• What to work on: Produce an exact transcription of the listing below, omitting the pictures.
# Supplied data start
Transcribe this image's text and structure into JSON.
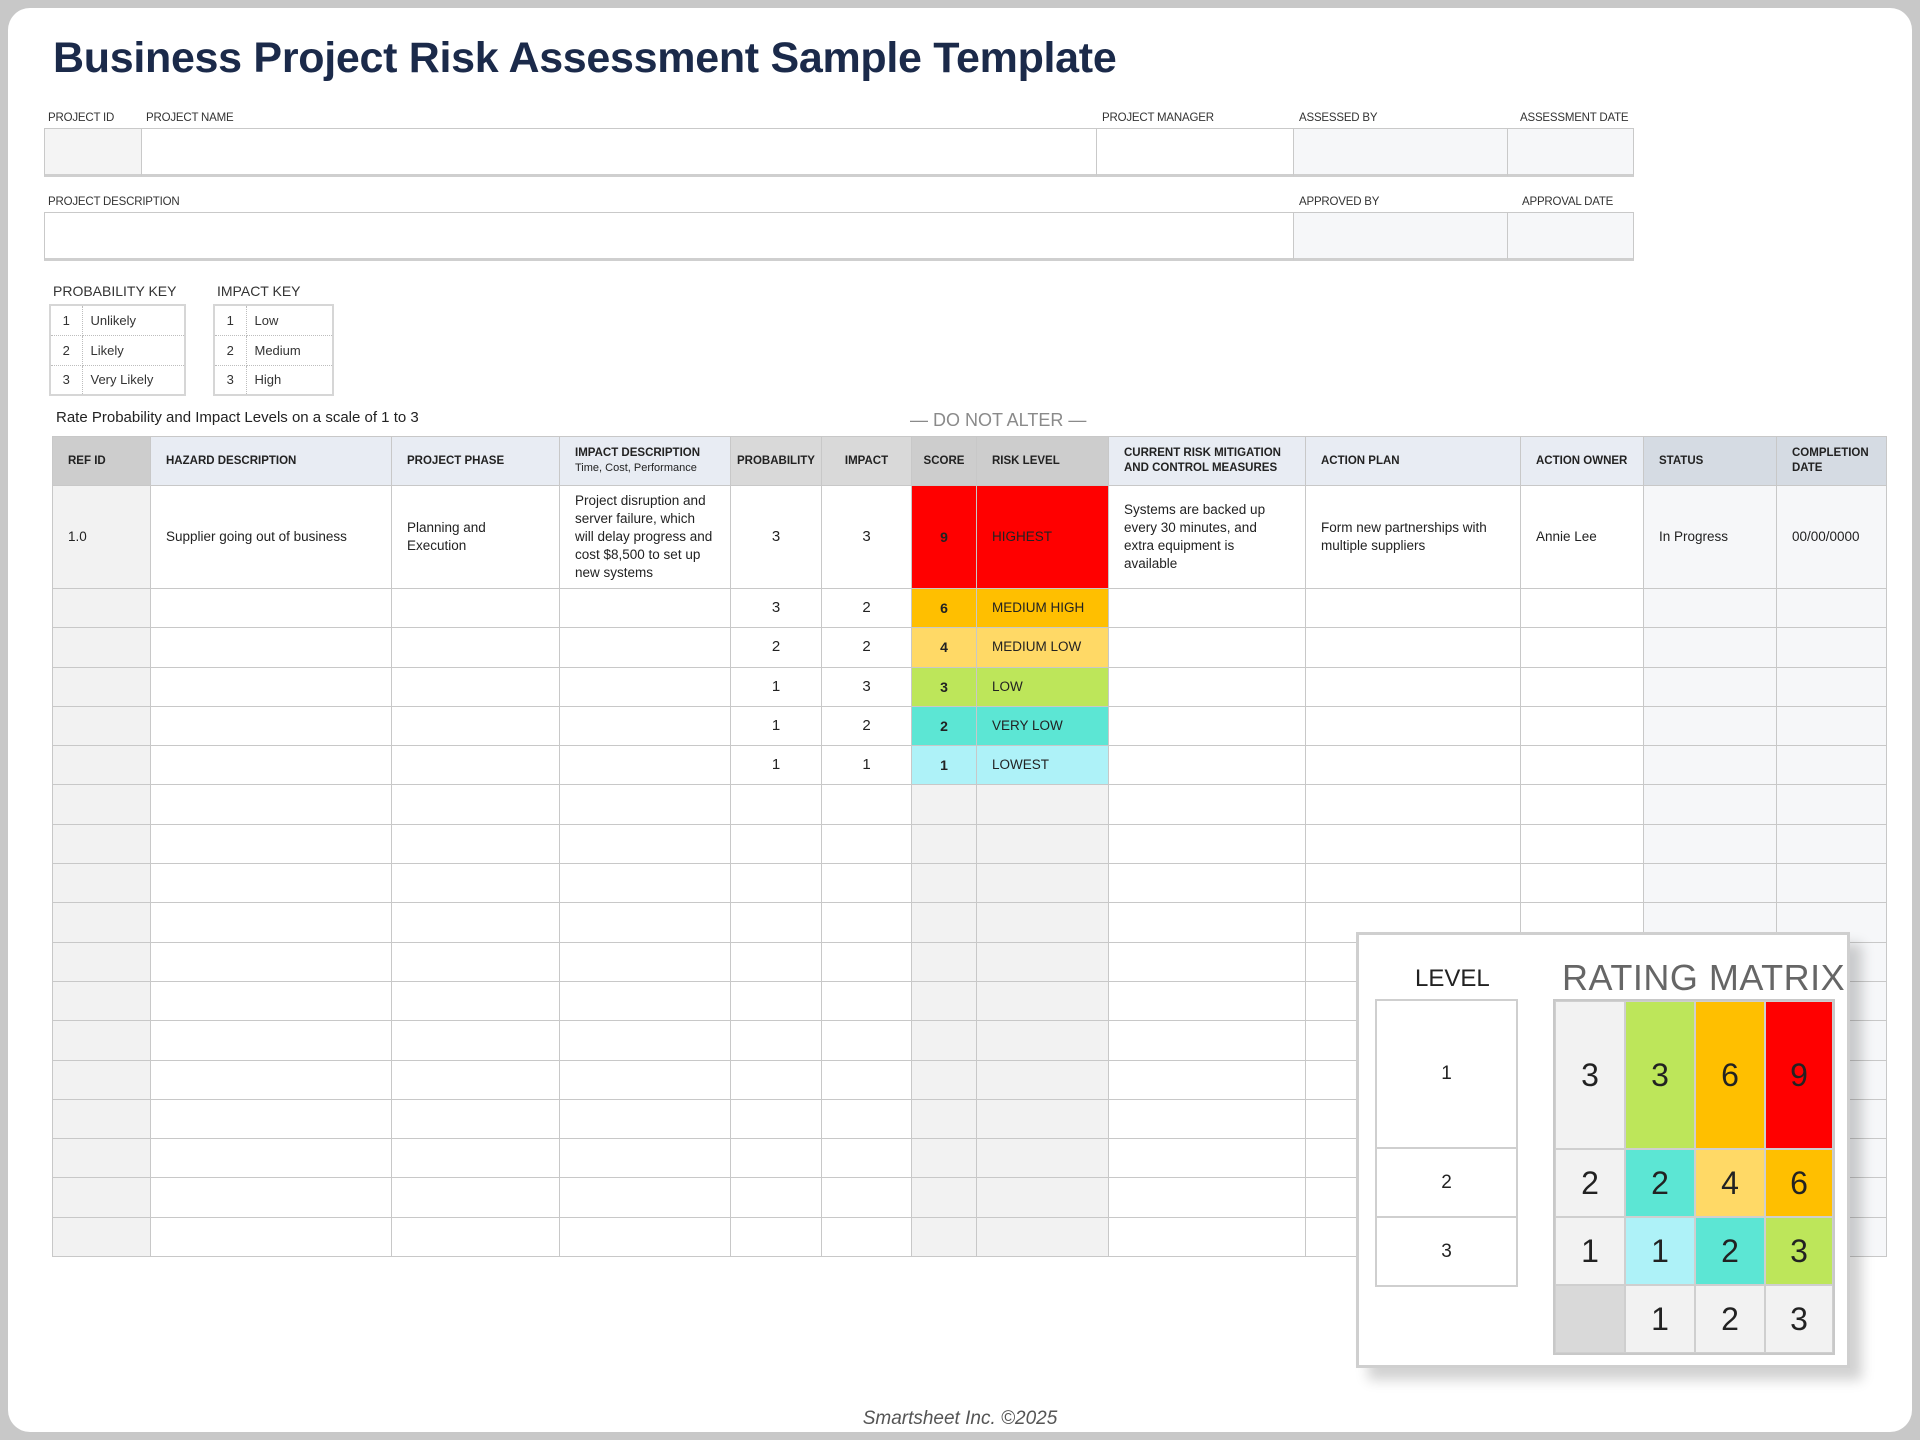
{
  "title": "Business Project Risk Assessment Sample Template",
  "header_fields": {
    "project_id": {
      "label": "PROJECT ID",
      "value": ""
    },
    "project_name": {
      "label": "PROJECT NAME",
      "value": ""
    },
    "project_manager": {
      "label": "PROJECT MANAGER",
      "value": ""
    },
    "assessed_by": {
      "label": "ASSESSED BY",
      "value": ""
    },
    "assessment_date": {
      "label": "ASSESSMENT DATE",
      "value": ""
    },
    "project_description": {
      "label": "PROJECT DESCRIPTION",
      "value": ""
    },
    "approved_by": {
      "label": "APPROVED BY",
      "value": ""
    },
    "approval_date": {
      "label": "APPROVAL DATE",
      "value": ""
    }
  },
  "probability_key": {
    "title": "PROBABILITY KEY",
    "items": [
      {
        "n": "1",
        "label": "Unlikely"
      },
      {
        "n": "2",
        "label": "Likely"
      },
      {
        "n": "3",
        "label": "Very Likely"
      }
    ]
  },
  "impact_key": {
    "title": "IMPACT KEY",
    "items": [
      {
        "n": "1",
        "label": "Low"
      },
      {
        "n": "2",
        "label": "Medium"
      },
      {
        "n": "3",
        "label": "High"
      }
    ]
  },
  "note": "Rate Probability and Impact Levels on a scale of 1 to 3",
  "do_not_alter": "— DO NOT ALTER —",
  "table": {
    "columns": [
      {
        "label": "REF ID"
      },
      {
        "label": "HAZARD DESCRIPTION"
      },
      {
        "label": "PROJECT PHASE"
      },
      {
        "label": "IMPACT DESCRIPTION",
        "sub": "Time, Cost, Performance"
      },
      {
        "label": "PROBABILITY"
      },
      {
        "label": "IMPACT"
      },
      {
        "label": "SCORE"
      },
      {
        "label": "RISK LEVEL"
      },
      {
        "label": "CURRENT RISK MITIGATION AND CONTROL MEASURES"
      },
      {
        "label": "ACTION PLAN"
      },
      {
        "label": "ACTION OWNER"
      },
      {
        "label": "STATUS"
      },
      {
        "label": "COMPLETION DATE"
      }
    ],
    "rows": [
      {
        "ref": "1.0",
        "hazard": "Supplier going out of business",
        "phase": "Planning and Execution",
        "impact_desc": "Project disruption and server failure, which will delay progress and cost $8,500 to set up new systems",
        "probability": "3",
        "impact": "3",
        "score": "9",
        "level": "HIGHEST",
        "color": "#ff0000",
        "mitigation": "Systems are backed up every 30 minutes, and extra equipment is available",
        "action_plan": "Form new partnerships with multiple suppliers",
        "owner": "Annie Lee",
        "status": "In Progress",
        "date": "00/00/0000"
      },
      {
        "ref": "",
        "hazard": "",
        "phase": "",
        "impact_desc": "",
        "probability": "3",
        "impact": "2",
        "score": "6",
        "level": "MEDIUM HIGH",
        "color": "#ffbf00",
        "mitigation": "",
        "action_plan": "",
        "owner": "",
        "status": "",
        "date": ""
      },
      {
        "ref": "",
        "hazard": "",
        "phase": "",
        "impact_desc": "",
        "probability": "2",
        "impact": "2",
        "score": "4",
        "level": "MEDIUM LOW",
        "color": "#ffd966",
        "mitigation": "",
        "action_plan": "",
        "owner": "",
        "status": "",
        "date": ""
      },
      {
        "ref": "",
        "hazard": "",
        "phase": "",
        "impact_desc": "",
        "probability": "1",
        "impact": "3",
        "score": "3",
        "level": "LOW",
        "color": "#bde65a",
        "mitigation": "",
        "action_plan": "",
        "owner": "",
        "status": "",
        "date": ""
      },
      {
        "ref": "",
        "hazard": "",
        "phase": "",
        "impact_desc": "",
        "probability": "1",
        "impact": "2",
        "score": "2",
        "level": "VERY LOW",
        "color": "#5ce6d4",
        "mitigation": "",
        "action_plan": "",
        "owner": "",
        "status": "",
        "date": ""
      },
      {
        "ref": "",
        "hazard": "",
        "phase": "",
        "impact_desc": "",
        "probability": "1",
        "impact": "1",
        "score": "1",
        "level": "LOWEST",
        "color": "#aef2f8",
        "mitigation": "",
        "action_plan": "",
        "owner": "",
        "status": "",
        "date": ""
      },
      {},
      {},
      {},
      {},
      {},
      {},
      {},
      {},
      {},
      {},
      {},
      {}
    ]
  },
  "rating_matrix": {
    "level_title": "LEVEL",
    "levels": [
      "1",
      "2",
      "3"
    ],
    "title": "RATING MATRIX",
    "cells": [
      [
        {
          "v": "3",
          "c": "#f2f2f2"
        },
        {
          "v": "3",
          "c": "#bde65a"
        },
        {
          "v": "6",
          "c": "#ffbf00"
        },
        {
          "v": "9",
          "c": "#ff0000"
        }
      ],
      [
        {
          "v": "2",
          "c": "#f2f2f2"
        },
        {
          "v": "2",
          "c": "#5ce6d4"
        },
        {
          "v": "4",
          "c": "#ffd966"
        },
        {
          "v": "6",
          "c": "#ffbf00"
        }
      ],
      [
        {
          "v": "1",
          "c": "#f2f2f2"
        },
        {
          "v": "1",
          "c": "#aef2f8"
        },
        {
          "v": "2",
          "c": "#5ce6d4"
        },
        {
          "v": "3",
          "c": "#bde65a"
        }
      ],
      [
        {
          "v": "",
          "c": "#d9d9d9"
        },
        {
          "v": "1",
          "c": "#f2f2f2"
        },
        {
          "v": "2",
          "c": "#f2f2f2"
        },
        {
          "v": "3",
          "c": "#f2f2f2"
        }
      ]
    ]
  },
  "footer": "Smartsheet Inc. ©2025"
}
# Supplied data end
• The solution:
Transcribe this image's text and structure into JSON.
{
  "title": "Business Project Risk Assessment Sample Template",
  "header_fields": {
    "project_id": {
      "label": "PROJECT ID",
      "value": ""
    },
    "project_name": {
      "label": "PROJECT NAME",
      "value": ""
    },
    "project_manager": {
      "label": "PROJECT MANAGER",
      "value": ""
    },
    "assessed_by": {
      "label": "ASSESSED BY",
      "value": ""
    },
    "assessment_date": {
      "label": "ASSESSMENT DATE",
      "value": ""
    },
    "project_description": {
      "label": "PROJECT DESCRIPTION",
      "value": ""
    },
    "approved_by": {
      "label": "APPROVED BY",
      "value": ""
    },
    "approval_date": {
      "label": "APPROVAL DATE",
      "value": ""
    }
  },
  "probability_key": {
    "title": "PROBABILITY KEY",
    "items": [
      {
        "n": "1",
        "label": "Unlikely"
      },
      {
        "n": "2",
        "label": "Likely"
      },
      {
        "n": "3",
        "label": "Very Likely"
      }
    ]
  },
  "impact_key": {
    "title": "IMPACT KEY",
    "items": [
      {
        "n": "1",
        "label": "Low"
      },
      {
        "n": "2",
        "label": "Medium"
      },
      {
        "n": "3",
        "label": "High"
      }
    ]
  },
  "note": "Rate Probability and Impact Levels on a scale of 1 to 3",
  "do_not_alter": "— DO NOT ALTER —",
  "table": {
    "columns": [
      {
        "label": "REF ID"
      },
      {
        "label": "HAZARD DESCRIPTION"
      },
      {
        "label": "PROJECT PHASE"
      },
      {
        "label": "IMPACT DESCRIPTION",
        "sub": "Time, Cost, Performance"
      },
      {
        "label": "PROBABILITY"
      },
      {
        "label": "IMPACT"
      },
      {
        "label": "SCORE"
      },
      {
        "label": "RISK LEVEL"
      },
      {
        "label": "CURRENT RISK MITIGATION AND CONTROL MEASURES"
      },
      {
        "label": "ACTION PLAN"
      },
      {
        "label": "ACTION OWNER"
      },
      {
        "label": "STATUS"
      },
      {
        "label": "COMPLETION DATE"
      }
    ],
    "rows": [
      {
        "ref": "1.0",
        "hazard": "Supplier going out of business",
        "phase": "Planning and Execution",
        "impact_desc": "Project disruption and server failure, which will delay progress and cost $8,500 to set up new systems",
        "probability": "3",
        "impact": "3",
        "score": "9",
        "level": "HIGHEST",
        "color": "#ff0000",
        "mitigation": "Systems are backed up every 30 minutes, and extra equipment is available",
        "action_plan": "Form new partnerships with multiple suppliers",
        "owner": "Annie Lee",
        "status": "In Progress",
        "date": "00/00/0000"
      },
      {
        "ref": "",
        "hazard": "",
        "phase": "",
        "impact_desc": "",
        "probability": "3",
        "impact": "2",
        "score": "6",
        "level": "MEDIUM HIGH",
        "color": "#ffbf00",
        "mitigation": "",
        "action_plan": "",
        "owner": "",
        "status": "",
        "date": ""
      },
      {
        "ref": "",
        "hazard": "",
        "phase": "",
        "impact_desc": "",
        "probability": "2",
        "impact": "2",
        "score": "4",
        "level": "MEDIUM LOW",
        "color": "#ffd966",
        "mitigation": "",
        "action_plan": "",
        "owner": "",
        "status": "",
        "date": ""
      },
      {
        "ref": "",
        "hazard": "",
        "phase": "",
        "impact_desc": "",
        "probability": "1",
        "impact": "3",
        "score": "3",
        "level": "LOW",
        "color": "#bde65a",
        "mitigation": "",
        "action_plan": "",
        "owner": "",
        "status": "",
        "date": ""
      },
      {
        "ref": "",
        "hazard": "",
        "phase": "",
        "impact_desc": "",
        "probability": "1",
        "impact": "2",
        "score": "2",
        "level": "VERY LOW",
        "color": "#5ce6d4",
        "mitigation": "",
        "action_plan": "",
        "owner": "",
        "status": "",
        "date": ""
      },
      {
        "ref": "",
        "hazard": "",
        "phase": "",
        "impact_desc": "",
        "probability": "1",
        "impact": "1",
        "score": "1",
        "level": "LOWEST",
        "color": "#aef2f8",
        "mitigation": "",
        "action_plan": "",
        "owner": "",
        "status": "",
        "date": ""
      },
      {},
      {},
      {},
      {},
      {},
      {},
      {},
      {},
      {},
      {},
      {},
      {}
    ]
  },
  "rating_matrix": {
    "level_title": "LEVEL",
    "levels": [
      "1",
      "2",
      "3"
    ],
    "title": "RATING MATRIX",
    "cells": [
      [
        {
          "v": "3",
          "c": "#f2f2f2"
        },
        {
          "v": "3",
          "c": "#bde65a"
        },
        {
          "v": "6",
          "c": "#ffbf00"
        },
        {
          "v": "9",
          "c": "#ff0000"
        }
      ],
      [
        {
          "v": "2",
          "c": "#f2f2f2"
        },
        {
          "v": "2",
          "c": "#5ce6d4"
        },
        {
          "v": "4",
          "c": "#ffd966"
        },
        {
          "v": "6",
          "c": "#ffbf00"
        }
      ],
      [
        {
          "v": "1",
          "c": "#f2f2f2"
        },
        {
          "v": "1",
          "c": "#aef2f8"
        },
        {
          "v": "2",
          "c": "#5ce6d4"
        },
        {
          "v": "3",
          "c": "#bde65a"
        }
      ],
      [
        {
          "v": "",
          "c": "#d9d9d9"
        },
        {
          "v": "1",
          "c": "#f2f2f2"
        },
        {
          "v": "2",
          "c": "#f2f2f2"
        },
        {
          "v": "3",
          "c": "#f2f2f2"
        }
      ]
    ]
  },
  "footer": "Smartsheet Inc. ©2025"
}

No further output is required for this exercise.